:: GIVEN REQUEST 1 ::
Answer these from the forum text on Fortran array memory:
(a) In old Fortran, what can be used to statically allocate memory directly from the code segment?
(b) Which keyword does the text recommend using in Fortran 90 or newer to put arrays on the heap?
(c) Intel Visual Fortran is named as the successor to which compiler?
:: GIVEN REQUEST 2 ::
Extend the forum text on Fortran array memory, picking up right after its final sentence.

:: GIVEN TEXT ::
☆ ☆ ☆ ☆ ☆ ☆ ☆
The solution is to allocate that memory from a different place. I know in old Fortran it is possible to use COMMON blocks to statically allocate memory directly from your code segment. You still can't dynamically allocate more, so your subroutine can't be reentrant, but if your subroutine only gets called once at a time (which it appears to be) this may be the best solution.
A better solution would be to switch to Fortran 90 or newer and use the ALLOCATE keyword to dynamically allocate the arrays on the heap instead of the stack. Then you can allocate as large a chunk as your OS can give you, but you won't have to worry about overflowing the stack, since the memory will be coming from another place.
You may be able to fix this by changing it in the compiler, as M.S.B. suggests, but a better solution is to simply fix the code.
Does that compiler have an option to put arrays on the heap?
You could try a different compiler, such as one that is still supported. Fortran 95 compilers will compile FORTRAN 77. There are many choices, including open source. Intel Visual Fortran, the successor to Compaq Visual Fortran, has the heap option on Windows & Mac OS X for placing automatic and temporary arrays on the heap.
MELE is actually a larger array then NM: 10000 x 10000 x 4 x 4, versus 10001 x 100001 x 4 (supposing 4 byte numbers, as did Daniel) -- 1.49 GB versus 381 kB. MELE is declared in your main program and, from your tests, is acceptable, even though it is larger. So either adding NM pushes the memory usage over a limit (the total for these two arrays is 1.86 GB) or the difference in the declaration matters. The size of MELE is known at compile time, that of NM only at run time, so probably the compiler allocates the memory differently. Really in this program the size of NM is known, but in the subroutine the dimensions are received as arguments, so to the compiler the size is unknown. If you change this, the compiler may change how it allocates the memory for NM and the program may run. Don't pass the dimensions of NM as arguments -- make them constants. The elegant way would be to make an include file with three PARAMETER statements setting up the array sizes, then include that include file wherever needed. Quick and dirty, as a test, would be to repeat identical PARAMETER statements in the subroutine -- but then you have the same information twice, which has to be changed twice if you make changes. In either case, you have to remove the array dimensions from the subroutine arguments in both the call and subroutine declaration, or use different names, because the same variable in a subroutine can't be a parameter and an argument. If that doesn't work, declare NM in the main program and pass it as an argument to the subroutine.
☆ ☆ ☆ ☆ ☆ ☆ ☆
:: PROVIDED INFORMATION ::
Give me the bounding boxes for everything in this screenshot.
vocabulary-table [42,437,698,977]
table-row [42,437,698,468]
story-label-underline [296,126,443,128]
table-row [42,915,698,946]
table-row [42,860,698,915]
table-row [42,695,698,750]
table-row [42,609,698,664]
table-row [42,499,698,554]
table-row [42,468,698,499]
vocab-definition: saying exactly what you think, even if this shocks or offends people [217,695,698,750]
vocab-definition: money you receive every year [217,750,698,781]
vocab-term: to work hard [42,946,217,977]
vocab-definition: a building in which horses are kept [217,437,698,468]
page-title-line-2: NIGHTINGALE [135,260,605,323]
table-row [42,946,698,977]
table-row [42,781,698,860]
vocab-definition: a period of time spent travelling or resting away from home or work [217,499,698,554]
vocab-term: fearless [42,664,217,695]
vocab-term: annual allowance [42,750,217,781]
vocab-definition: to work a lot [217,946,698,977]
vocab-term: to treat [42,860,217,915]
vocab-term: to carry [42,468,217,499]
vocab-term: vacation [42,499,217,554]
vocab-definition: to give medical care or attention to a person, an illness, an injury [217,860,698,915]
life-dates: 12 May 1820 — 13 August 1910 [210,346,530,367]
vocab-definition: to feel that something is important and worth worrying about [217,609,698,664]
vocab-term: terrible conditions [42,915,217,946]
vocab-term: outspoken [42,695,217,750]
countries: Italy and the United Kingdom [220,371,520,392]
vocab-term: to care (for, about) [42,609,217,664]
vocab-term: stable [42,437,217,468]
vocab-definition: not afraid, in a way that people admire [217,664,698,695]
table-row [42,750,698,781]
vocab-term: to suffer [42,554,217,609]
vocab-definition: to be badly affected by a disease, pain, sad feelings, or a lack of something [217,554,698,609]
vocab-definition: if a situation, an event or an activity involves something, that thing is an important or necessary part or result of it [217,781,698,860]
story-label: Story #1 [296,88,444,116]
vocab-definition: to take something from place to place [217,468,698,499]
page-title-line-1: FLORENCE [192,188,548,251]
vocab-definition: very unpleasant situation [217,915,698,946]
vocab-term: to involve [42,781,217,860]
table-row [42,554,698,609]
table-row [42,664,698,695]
☆ ☆ ☆ ☆ ☆ ☆ ☆
:: RESPONSE 1 ::
(a) COMMON blocks
(b) ALLOCATE
(c) Compaq Visual Fortran

:: RESPONSE 2 ::
Re the COMMON block -- the dimensions need to be known at compile time, and so can't be subroutine arguments -- same as above. As Daniel explained, putting the array into COMMON would definitely cause it not to be on the stack.
This is beyond the language standard -- how the compiler provides memory is an implementation detail, "under the hood". So the solution is partially guess work. The manual or help for the compiler might have answers, e.g., a heap allocation option.
Stack overflows related to array size is a warning sign that they are being pushed whole onto the call stack, instead of on the heap. Have you tried making the array variables allocatable? (I'm not sure if this is possible in F77, though)